[Written task] Transcribe the listing verbatim. Do not carry over any pictures.

A run of records
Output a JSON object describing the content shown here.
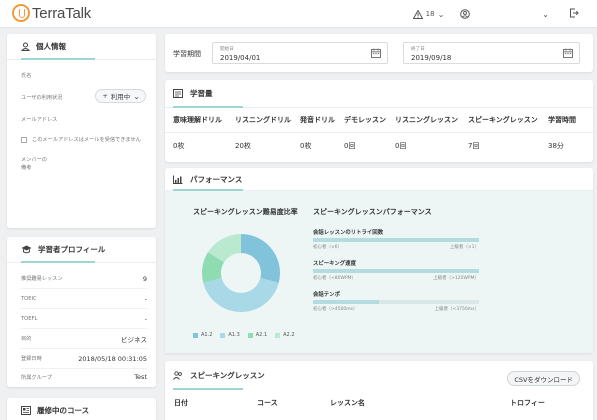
{
  "app": {
    "name": "TerraTalk"
  },
  "header": {
    "alert_count": "18"
  },
  "personal": {
    "title": "個人情報",
    "name_label": "氏名",
    "status_label": "ユーザの利用状況",
    "status_value": "利用中",
    "email_label": "メールアドレス",
    "email_optout": "このメールアドレスはメールを受信できません",
    "memo_label": "メンバーの\n備考"
  },
  "profile": {
    "title": "学習者プロフィール",
    "rows": [
      {
        "k": "推奨難易レッスン",
        "v": "9"
      },
      {
        "k": "TOEIC",
        "v": "-"
      },
      {
        "k": "TOEFL",
        "v": "-"
      },
      {
        "k": "目的",
        "v": "ビジネス"
      },
      {
        "k": "登録日時",
        "v": "2018/05/18 00:31:05"
      },
      {
        "k": "所属グループ",
        "v": "Test"
      }
    ]
  },
  "courses": {
    "title": "履修中のコース"
  },
  "period": {
    "label": "学習期間",
    "start_label": "開始日",
    "start_value": "2019/04/01",
    "end_label": "終了日",
    "end_value": "2019/09/18"
  },
  "volume": {
    "title": "学習量",
    "headers": [
      "意味理解ドリル",
      "リスニングドリル",
      "発音ドリル",
      "デモレッスン",
      "リスニングレッスン",
      "スピーキングレッスン",
      "学習時間"
    ],
    "values": [
      "0枚",
      "20枚",
      "0枚",
      "0回",
      "0回",
      "7回",
      "38分"
    ]
  },
  "performance": {
    "title": "パフォーマンス",
    "chart_title": "スピーキングレッスン難易度比率",
    "metrics_title": "スピーキングレッスンパフォーマンス",
    "metrics": [
      {
        "name": "会話レッスンのリトライ回数",
        "left": "初心者（×6）",
        "right": "上級者（×1）",
        "fill": 1.0
      },
      {
        "name": "スピーキング速度",
        "left": "初心者（<80WPM）",
        "right": "上級者（>120WPM）",
        "fill": 1.0
      },
      {
        "name": "会話テンポ",
        "left": "初心者（>4500ms）",
        "right": "上級者（<3750ms）",
        "fill": 0.4
      }
    ]
  },
  "chart_data": {
    "type": "pie",
    "title": "スピーキングレッスン難易度比率",
    "categories": [
      "A1.2",
      "A1.3",
      "A2.1",
      "A2.2"
    ],
    "values": [
      29,
      42,
      13,
      16
    ],
    "colors": [
      "#82c3dc",
      "#a9d9e6",
      "#8fdcb3",
      "#b9ead0"
    ]
  },
  "speaking": {
    "title": "スピーキングレッスン",
    "csv_label": "CSVをダウンロード",
    "headers": [
      "日付",
      "コース",
      "レッスン名",
      "トロフィー"
    ]
  }
}
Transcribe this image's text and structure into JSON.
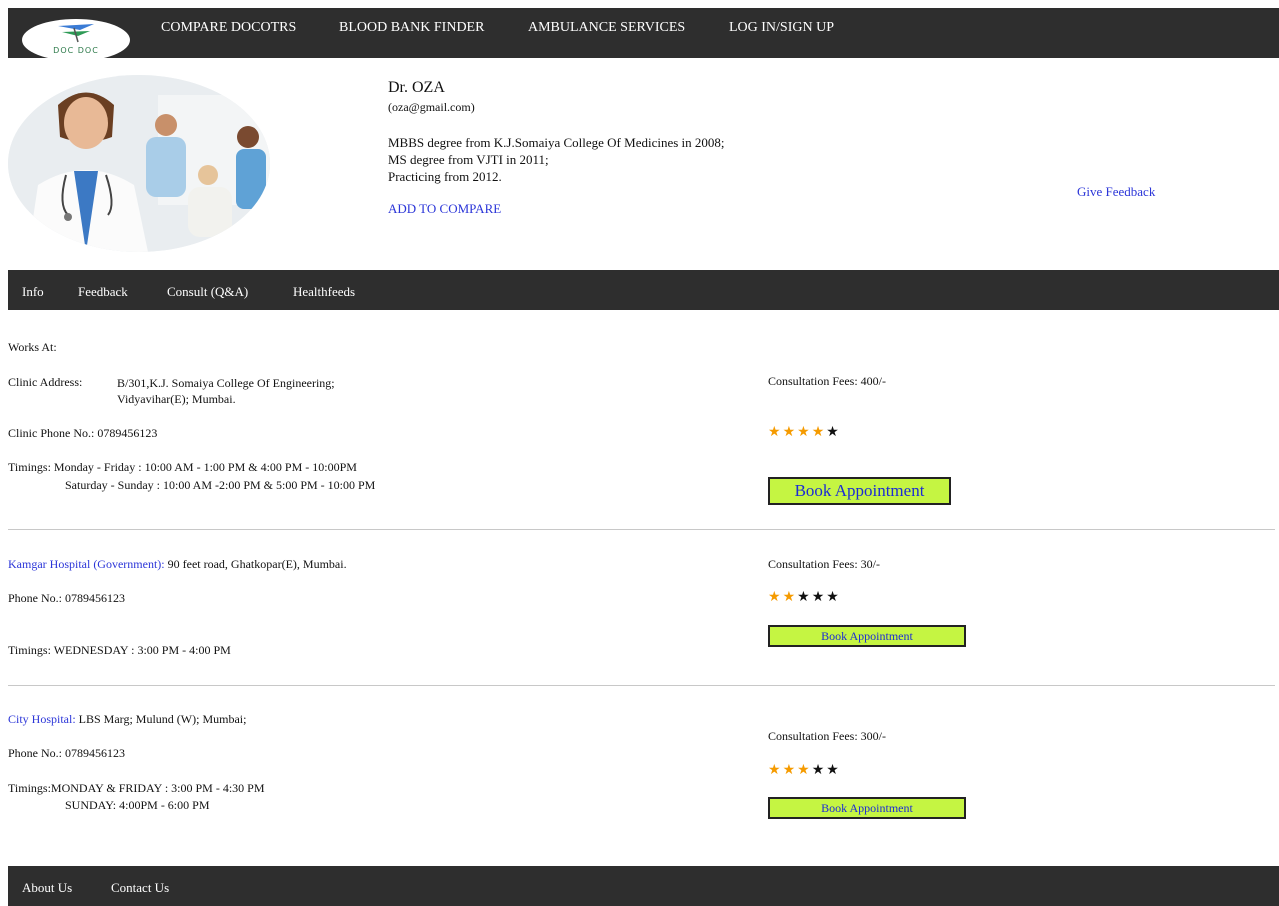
{
  "nav": {
    "logo_text": "DOC DOC",
    "items": [
      "COMPARE DOCOTRS",
      "BLOOD BANK FINDER",
      "AMBULANCE SERVICES",
      "LOG IN/SIGN UP"
    ]
  },
  "doctor": {
    "name": "Dr. OZA",
    "email": "(oza@gmail.com)",
    "qualifications": [
      "MBBS degree from K.J.Somaiya College Of Medicines in 2008;",
      "MS degree from VJTI in 2011;",
      "Practicing from 2012."
    ],
    "add_to_compare": "ADD TO COMPARE",
    "give_feedback": "Give Feedback"
  },
  "tabs": [
    "Info",
    "Feedback",
    "Consult (Q&A)",
    "Healthfeeds"
  ],
  "works_at": "Works At:",
  "clinic": {
    "address_label": "Clinic Address:",
    "address_line1": "B/301,K.J. Somaiya College Of Engineering;",
    "address_line2": "Vidyavihar(E); Mumbai.",
    "phone": "Clinic Phone No.: 0789456123",
    "timings_line1": "Timings: Monday - Friday : 10:00 AM - 1:00 PM & 4:00 PM - 10:00PM",
    "timings_line2": "Saturday - Sunday : 10:00 AM -2:00 PM & 5:00 PM - 10:00 PM",
    "fees": "Consultation Fees: 400/-",
    "rating": 4,
    "book_label": "Book Appointment"
  },
  "hospital1": {
    "name": "Kamgar Hospital (Government):",
    "address": "90 feet road, Ghatkopar(E), Mumbai.",
    "phone": "Phone No.: 0789456123",
    "timings": "Timings: WEDNESDAY : 3:00 PM - 4:00 PM",
    "fees": "Consultation Fees: 30/-",
    "rating": 2,
    "book_label": "Book Appointment"
  },
  "hospital2": {
    "name": "City Hospital:",
    "address": "LBS Marg; Mulund (W);  Mumbai;",
    "phone": "Phone No.: 0789456123",
    "timings_line1": "Timings:MONDAY & FRIDAY : 3:00 PM - 4:30 PM",
    "timings_line2": "SUNDAY: 4:00PM - 6:00 PM",
    "fees": "Consultation Fees: 300/-",
    "rating": 3,
    "book_label": "Book Appointment"
  },
  "footer": [
    "About Us",
    "Contact Us"
  ],
  "colors": {
    "accent": "#c5f542",
    "bar": "#2e2e2e",
    "link": "#2b35d8",
    "star": "#f59b00"
  }
}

[Solution for this task]
Output a JSON object describing the content shown here.
{
  "app": {
    "name": "TerraTalk"
  },
  "header": {
    "alert_count": "18"
  },
  "personal": {
    "title": "個人情報",
    "name_label": "氏名",
    "status_label": "ユーザの利用状況",
    "status_value": "利用中",
    "email_label": "メールアドレス",
    "email_optout": "このメールアドレスはメールを受信できません",
    "memo_label": "メンバーの\n備考"
  },
  "profile": {
    "title": "学習者プロフィール",
    "rows": [
      {
        "k": "推奨難易レッスン",
        "v": "9"
      },
      {
        "k": "TOEIC",
        "v": "-"
      },
      {
        "k": "TOEFL",
        "v": "-"
      },
      {
        "k": "目的",
        "v": "ビジネス"
      },
      {
        "k": "登録日時",
        "v": "2018/05/18 00:31:05"
      },
      {
        "k": "所属グループ",
        "v": "Test"
      }
    ]
  },
  "courses": {
    "title": "履修中のコース"
  },
  "period": {
    "label": "学習期間",
    "start_label": "開始日",
    "start_value": "2019/04/01",
    "end_label": "終了日",
    "end_value": "2019/09/18"
  },
  "volume": {
    "title": "学習量",
    "headers": [
      "意味理解ドリル",
      "リスニングドリル",
      "発音ドリル",
      "デモレッスン",
      "リスニングレッスン",
      "スピーキングレッスン",
      "学習時間"
    ],
    "values": [
      "0枚",
      "20枚",
      "0枚",
      "0回",
      "0回",
      "7回",
      "38分"
    ]
  },
  "performance": {
    "title": "パフォーマンス",
    "chart_title": "スピーキングレッスン難易度比率",
    "metrics_title": "スピーキングレッスンパフォーマンス",
    "metrics": [
      {
        "name": "会話レッスンのリトライ回数",
        "left": "初心者（×6）",
        "right": "上級者（×1）",
        "fill": 1.0
      },
      {
        "name": "スピーキング速度",
        "left": "初心者（<80WPM）",
        "right": "上級者（>120WPM）",
        "fill": 1.0
      },
      {
        "name": "会話テンポ",
        "left": "初心者（>4500ms）",
        "right": "上級者（<3750ms）",
        "fill": 0.4
      }
    ]
  },
  "chart_data": {
    "type": "pie",
    "title": "スピーキングレッスン難易度比率",
    "categories": [
      "A1.2",
      "A1.3",
      "A2.1",
      "A2.2"
    ],
    "values": [
      29,
      42,
      13,
      16
    ],
    "colors": [
      "#82c3dc",
      "#a9d9e6",
      "#8fdcb3",
      "#b9ead0"
    ]
  },
  "speaking": {
    "title": "スピーキングレッスン",
    "csv_label": "CSVをダウンロード",
    "headers": [
      "日付",
      "コース",
      "レッスン名",
      "トロフィー"
    ]
  }
}
Transcribe this image's text and structure into JSON.
{
  "nav": {
    "logo_text": "DOC DOC",
    "items": [
      "COMPARE DOCOTRS",
      "BLOOD BANK FINDER",
      "AMBULANCE SERVICES",
      "LOG IN/SIGN UP"
    ]
  },
  "doctor": {
    "name": "Dr. OZA",
    "email": "(oza@gmail.com)",
    "qualifications": [
      "MBBS degree from K.J.Somaiya College Of Medicines in 2008;",
      "MS degree from VJTI in 2011;",
      "Practicing from 2012."
    ],
    "add_to_compare": "ADD TO COMPARE",
    "give_feedback": "Give Feedback"
  },
  "tabs": [
    "Info",
    "Feedback",
    "Consult (Q&A)",
    "Healthfeeds"
  ],
  "works_at": "Works At:",
  "clinic": {
    "address_label": "Clinic Address:",
    "address_line1": "B/301,K.J. Somaiya College Of Engineering;",
    "address_line2": "Vidyavihar(E); Mumbai.",
    "phone": "Clinic Phone No.: 0789456123",
    "timings_line1": "Timings: Monday - Friday : 10:00 AM - 1:00 PM & 4:00 PM - 10:00PM",
    "timings_line2": "Saturday - Sunday : 10:00 AM -2:00 PM & 5:00 PM - 10:00 PM",
    "fees": "Consultation Fees: 400/-",
    "rating": 4,
    "book_label": "Book Appointment"
  },
  "hospital1": {
    "name": "Kamgar Hospital (Government):",
    "address": "90 feet road, Ghatkopar(E), Mumbai.",
    "phone": "Phone No.: 0789456123",
    "timings": "Timings: WEDNESDAY : 3:00 PM - 4:00 PM",
    "fees": "Consultation Fees: 30/-",
    "rating": 2,
    "book_label": "Book Appointment"
  },
  "hospital2": {
    "name": "City Hospital:",
    "address": "LBS Marg; Mulund (W);  Mumbai;",
    "phone": "Phone No.: 0789456123",
    "timings_line1": "Timings:MONDAY & FRIDAY : 3:00 PM - 4:30 PM",
    "timings_line2": "SUNDAY: 4:00PM - 6:00 PM",
    "fees": "Consultation Fees: 300/-",
    "rating": 3,
    "book_label": "Book Appointment"
  },
  "footer": [
    "About Us",
    "Contact Us"
  ],
  "colors": {
    "accent": "#c5f542",
    "bar": "#2e2e2e",
    "link": "#2b35d8",
    "star": "#f59b00"
  }
}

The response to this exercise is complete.